**The problem**
All of the data that follows should be retyped exactly, please, except the pictures.

**Material shown**
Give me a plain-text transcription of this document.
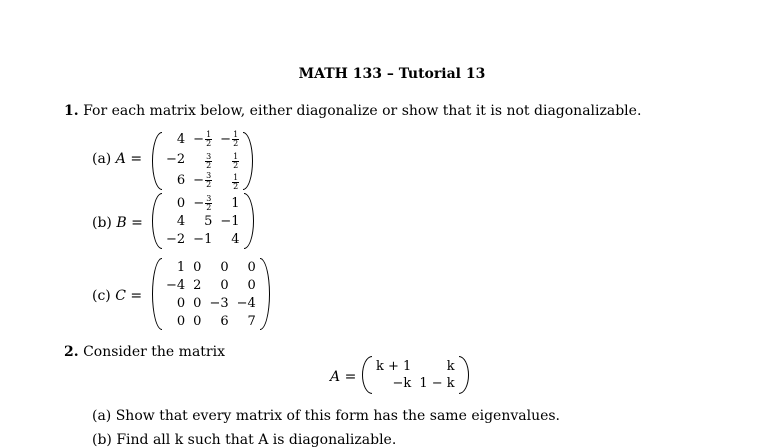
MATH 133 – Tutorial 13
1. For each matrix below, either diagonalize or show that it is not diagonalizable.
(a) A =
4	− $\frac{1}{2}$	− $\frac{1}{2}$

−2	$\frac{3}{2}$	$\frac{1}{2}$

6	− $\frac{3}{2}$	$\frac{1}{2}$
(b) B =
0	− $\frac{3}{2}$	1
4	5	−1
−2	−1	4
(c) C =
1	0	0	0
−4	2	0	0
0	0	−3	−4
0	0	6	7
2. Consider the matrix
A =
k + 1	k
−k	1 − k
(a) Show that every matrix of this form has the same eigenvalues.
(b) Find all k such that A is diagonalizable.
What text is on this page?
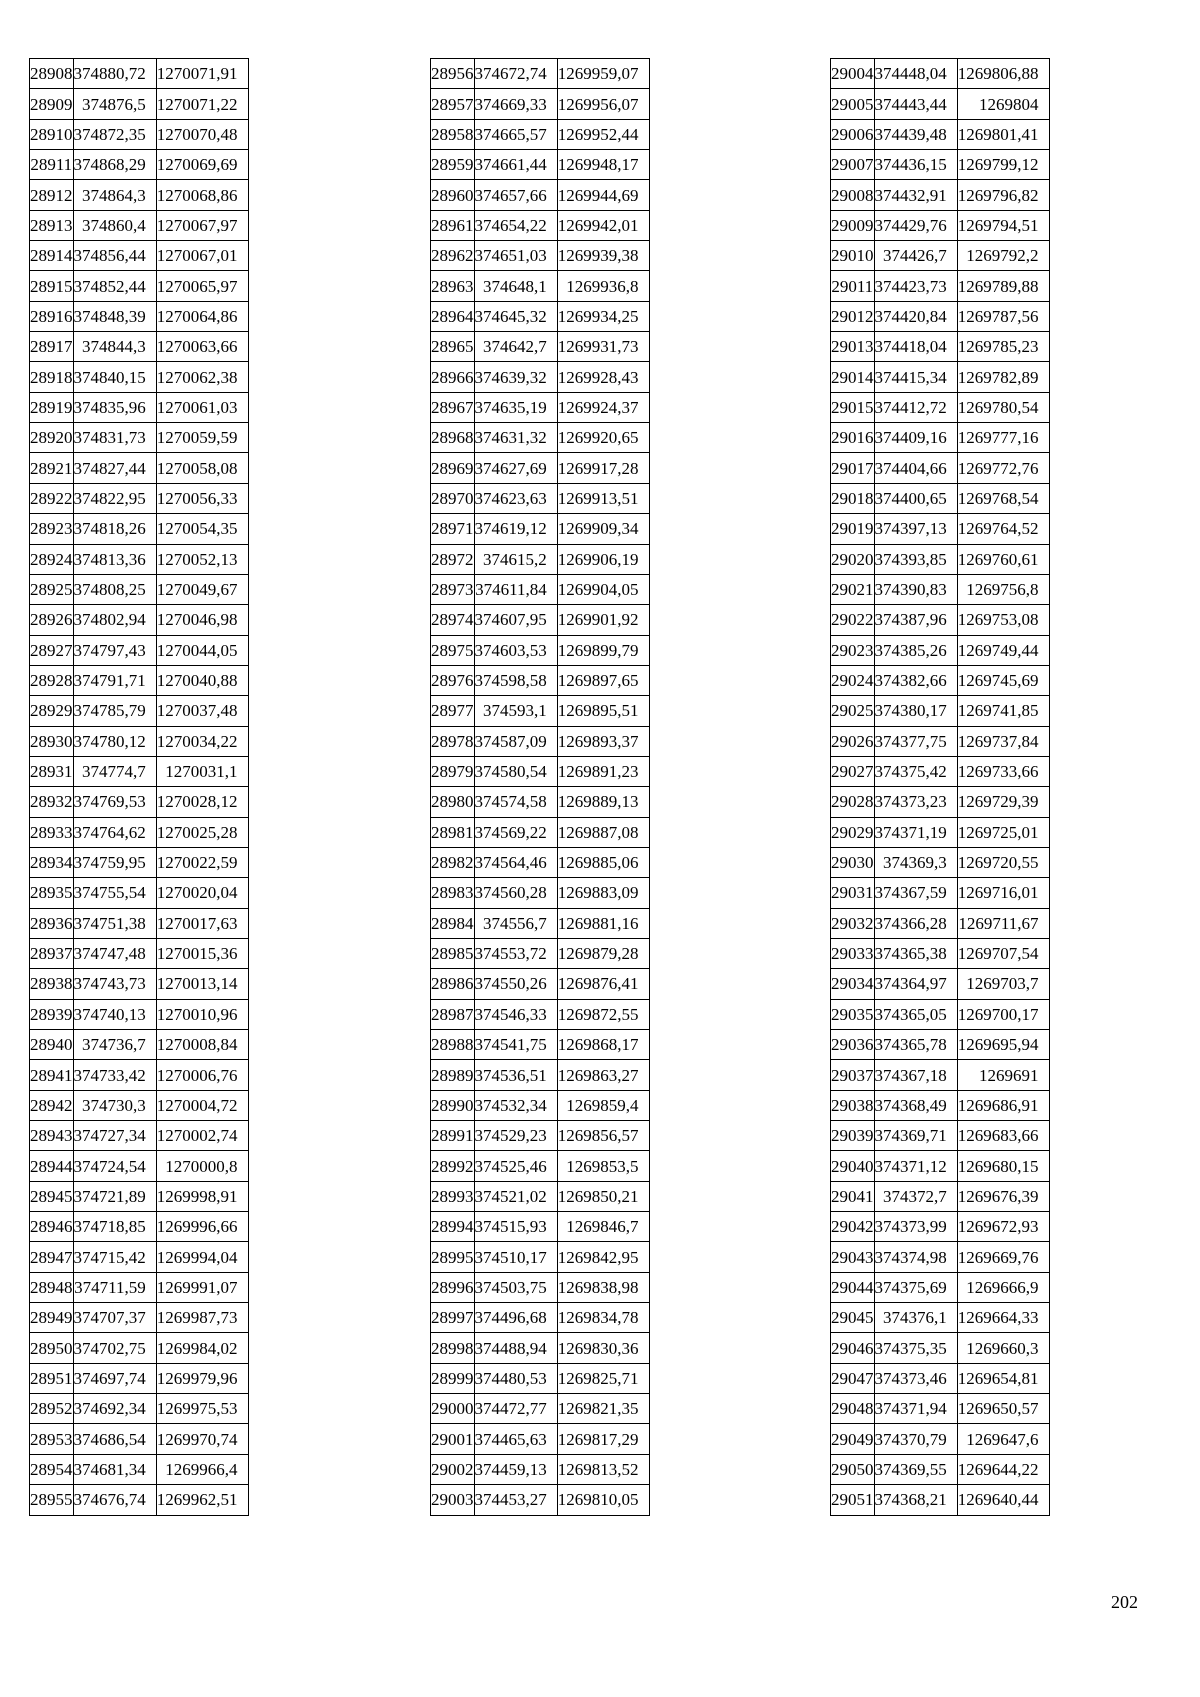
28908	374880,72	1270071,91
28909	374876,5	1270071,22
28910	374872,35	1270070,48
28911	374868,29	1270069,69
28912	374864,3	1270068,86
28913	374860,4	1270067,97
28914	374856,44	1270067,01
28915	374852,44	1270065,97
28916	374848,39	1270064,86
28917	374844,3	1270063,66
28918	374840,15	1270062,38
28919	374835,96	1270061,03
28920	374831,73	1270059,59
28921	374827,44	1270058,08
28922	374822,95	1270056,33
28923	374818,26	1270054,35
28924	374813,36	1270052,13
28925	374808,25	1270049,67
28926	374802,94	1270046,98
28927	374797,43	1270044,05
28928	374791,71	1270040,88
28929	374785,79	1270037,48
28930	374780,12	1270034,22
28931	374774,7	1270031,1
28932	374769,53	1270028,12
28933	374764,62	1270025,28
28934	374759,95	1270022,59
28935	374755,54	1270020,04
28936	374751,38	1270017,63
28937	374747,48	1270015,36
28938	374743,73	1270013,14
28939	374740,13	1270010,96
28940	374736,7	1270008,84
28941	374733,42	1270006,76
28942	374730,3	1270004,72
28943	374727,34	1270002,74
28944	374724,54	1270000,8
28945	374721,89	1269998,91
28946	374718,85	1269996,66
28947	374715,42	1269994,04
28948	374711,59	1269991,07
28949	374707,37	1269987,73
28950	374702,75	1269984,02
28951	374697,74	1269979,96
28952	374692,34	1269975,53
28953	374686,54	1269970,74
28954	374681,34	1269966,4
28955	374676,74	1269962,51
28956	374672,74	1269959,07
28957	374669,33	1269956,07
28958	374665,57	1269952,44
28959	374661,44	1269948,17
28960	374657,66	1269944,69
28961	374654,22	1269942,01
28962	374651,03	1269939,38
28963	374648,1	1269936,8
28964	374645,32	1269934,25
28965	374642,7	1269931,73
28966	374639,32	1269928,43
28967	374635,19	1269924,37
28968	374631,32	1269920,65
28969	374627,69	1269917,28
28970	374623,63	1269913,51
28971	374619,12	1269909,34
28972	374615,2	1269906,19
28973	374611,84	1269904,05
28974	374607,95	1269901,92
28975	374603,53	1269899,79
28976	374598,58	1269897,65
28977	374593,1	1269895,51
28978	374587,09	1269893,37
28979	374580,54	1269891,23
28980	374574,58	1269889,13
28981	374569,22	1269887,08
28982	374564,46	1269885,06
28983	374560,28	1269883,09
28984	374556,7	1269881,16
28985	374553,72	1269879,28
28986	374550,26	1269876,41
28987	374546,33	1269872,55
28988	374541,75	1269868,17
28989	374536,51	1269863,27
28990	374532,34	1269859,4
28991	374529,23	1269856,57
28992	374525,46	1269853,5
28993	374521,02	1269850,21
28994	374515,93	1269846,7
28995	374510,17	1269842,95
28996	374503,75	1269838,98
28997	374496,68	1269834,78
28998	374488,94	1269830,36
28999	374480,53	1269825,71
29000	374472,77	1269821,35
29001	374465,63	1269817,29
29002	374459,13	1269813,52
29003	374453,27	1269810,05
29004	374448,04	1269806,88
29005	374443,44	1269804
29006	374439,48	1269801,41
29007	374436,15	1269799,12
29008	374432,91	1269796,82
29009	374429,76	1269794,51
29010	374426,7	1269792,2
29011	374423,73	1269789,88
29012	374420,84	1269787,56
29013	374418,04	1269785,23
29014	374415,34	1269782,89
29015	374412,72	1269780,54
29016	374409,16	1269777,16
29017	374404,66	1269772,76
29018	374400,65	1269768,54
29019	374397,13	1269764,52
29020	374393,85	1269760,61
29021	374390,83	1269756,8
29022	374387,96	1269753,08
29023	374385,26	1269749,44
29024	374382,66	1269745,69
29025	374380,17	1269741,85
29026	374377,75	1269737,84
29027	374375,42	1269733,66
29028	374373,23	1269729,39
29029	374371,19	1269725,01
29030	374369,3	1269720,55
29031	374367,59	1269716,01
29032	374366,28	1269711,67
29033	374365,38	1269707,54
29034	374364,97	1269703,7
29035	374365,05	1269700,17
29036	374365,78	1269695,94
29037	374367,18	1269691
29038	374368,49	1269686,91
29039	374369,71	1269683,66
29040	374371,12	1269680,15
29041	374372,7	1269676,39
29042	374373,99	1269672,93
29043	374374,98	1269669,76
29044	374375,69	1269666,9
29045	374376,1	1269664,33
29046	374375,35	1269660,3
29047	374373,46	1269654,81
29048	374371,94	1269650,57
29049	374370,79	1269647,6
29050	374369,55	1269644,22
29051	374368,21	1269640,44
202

**Result for this task**
Give me a plain-text transcription of this document.
MATH 133 – Tutorial 13
1. For each matrix below, either diagonalize or show that it is not diagonalizable.
(a) A =
4	− $\frac{1}{2}$	− $\frac{1}{2}$

−2	$\frac{3}{2}$	$\frac{1}{2}$

6	− $\frac{3}{2}$	$\frac{1}{2}$
(b) B =
0	− $\frac{3}{2}$	1
4	5	−1
−2	−1	4
(c) C =
1	0	0	0
−4	2	0	0
0	0	−3	−4
0	0	6	7
2. Consider the matrix
A =
k + 1	k
−k	1 − k
(a) Show that every matrix of this form has the same eigenvalues.
(b) Find all k such that A is diagonalizable.
What text is on this page?
28908	374880,72	1270071,91
28909	374876,5	1270071,22
28910	374872,35	1270070,48
28911	374868,29	1270069,69
28912	374864,3	1270068,86
28913	374860,4	1270067,97
28914	374856,44	1270067,01
28915	374852,44	1270065,97
28916	374848,39	1270064,86
28917	374844,3	1270063,66
28918	374840,15	1270062,38
28919	374835,96	1270061,03
28920	374831,73	1270059,59
28921	374827,44	1270058,08
28922	374822,95	1270056,33
28923	374818,26	1270054,35
28924	374813,36	1270052,13
28925	374808,25	1270049,67
28926	374802,94	1270046,98
28927	374797,43	1270044,05
28928	374791,71	1270040,88
28929	374785,79	1270037,48
28930	374780,12	1270034,22
28931	374774,7	1270031,1
28932	374769,53	1270028,12
28933	374764,62	1270025,28
28934	374759,95	1270022,59
28935	374755,54	1270020,04
28936	374751,38	1270017,63
28937	374747,48	1270015,36
28938	374743,73	1270013,14
28939	374740,13	1270010,96
28940	374736,7	1270008,84
28941	374733,42	1270006,76
28942	374730,3	1270004,72
28943	374727,34	1270002,74
28944	374724,54	1270000,8
28945	374721,89	1269998,91
28946	374718,85	1269996,66
28947	374715,42	1269994,04
28948	374711,59	1269991,07
28949	374707,37	1269987,73
28950	374702,75	1269984,02
28951	374697,74	1269979,96
28952	374692,34	1269975,53
28953	374686,54	1269970,74
28954	374681,34	1269966,4
28955	374676,74	1269962,51
28956	374672,74	1269959,07
28957	374669,33	1269956,07
28958	374665,57	1269952,44
28959	374661,44	1269948,17
28960	374657,66	1269944,69
28961	374654,22	1269942,01
28962	374651,03	1269939,38
28963	374648,1	1269936,8
28964	374645,32	1269934,25
28965	374642,7	1269931,73
28966	374639,32	1269928,43
28967	374635,19	1269924,37
28968	374631,32	1269920,65
28969	374627,69	1269917,28
28970	374623,63	1269913,51
28971	374619,12	1269909,34
28972	374615,2	1269906,19
28973	374611,84	1269904,05
28974	374607,95	1269901,92
28975	374603,53	1269899,79
28976	374598,58	1269897,65
28977	374593,1	1269895,51
28978	374587,09	1269893,37
28979	374580,54	1269891,23
28980	374574,58	1269889,13
28981	374569,22	1269887,08
28982	374564,46	1269885,06
28983	374560,28	1269883,09
28984	374556,7	1269881,16
28985	374553,72	1269879,28
28986	374550,26	1269876,41
28987	374546,33	1269872,55
28988	374541,75	1269868,17
28989	374536,51	1269863,27
28990	374532,34	1269859,4
28991	374529,23	1269856,57
28992	374525,46	1269853,5
28993	374521,02	1269850,21
28994	374515,93	1269846,7
28995	374510,17	1269842,95
28996	374503,75	1269838,98
28997	374496,68	1269834,78
28998	374488,94	1269830,36
28999	374480,53	1269825,71
29000	374472,77	1269821,35
29001	374465,63	1269817,29
29002	374459,13	1269813,52
29003	374453,27	1269810,05
29004	374448,04	1269806,88
29005	374443,44	1269804
29006	374439,48	1269801,41
29007	374436,15	1269799,12
29008	374432,91	1269796,82
29009	374429,76	1269794,51
29010	374426,7	1269792,2
29011	374423,73	1269789,88
29012	374420,84	1269787,56
29013	374418,04	1269785,23
29014	374415,34	1269782,89
29015	374412,72	1269780,54
29016	374409,16	1269777,16
29017	374404,66	1269772,76
29018	374400,65	1269768,54
29019	374397,13	1269764,52
29020	374393,85	1269760,61
29021	374390,83	1269756,8
29022	374387,96	1269753,08
29023	374385,26	1269749,44
29024	374382,66	1269745,69
29025	374380,17	1269741,85
29026	374377,75	1269737,84
29027	374375,42	1269733,66
29028	374373,23	1269729,39
29029	374371,19	1269725,01
29030	374369,3	1269720,55
29031	374367,59	1269716,01
29032	374366,28	1269711,67
29033	374365,38	1269707,54
29034	374364,97	1269703,7
29035	374365,05	1269700,17
29036	374365,78	1269695,94
29037	374367,18	1269691
29038	374368,49	1269686,91
29039	374369,71	1269683,66
29040	374371,12	1269680,15
29041	374372,7	1269676,39
29042	374373,99	1269672,93
29043	374374,98	1269669,76
29044	374375,69	1269666,9
29045	374376,1	1269664,33
29046	374375,35	1269660,3
29047	374373,46	1269654,81
29048	374371,94	1269650,57
29049	374370,79	1269647,6
29050	374369,55	1269644,22
29051	374368,21	1269640,44
202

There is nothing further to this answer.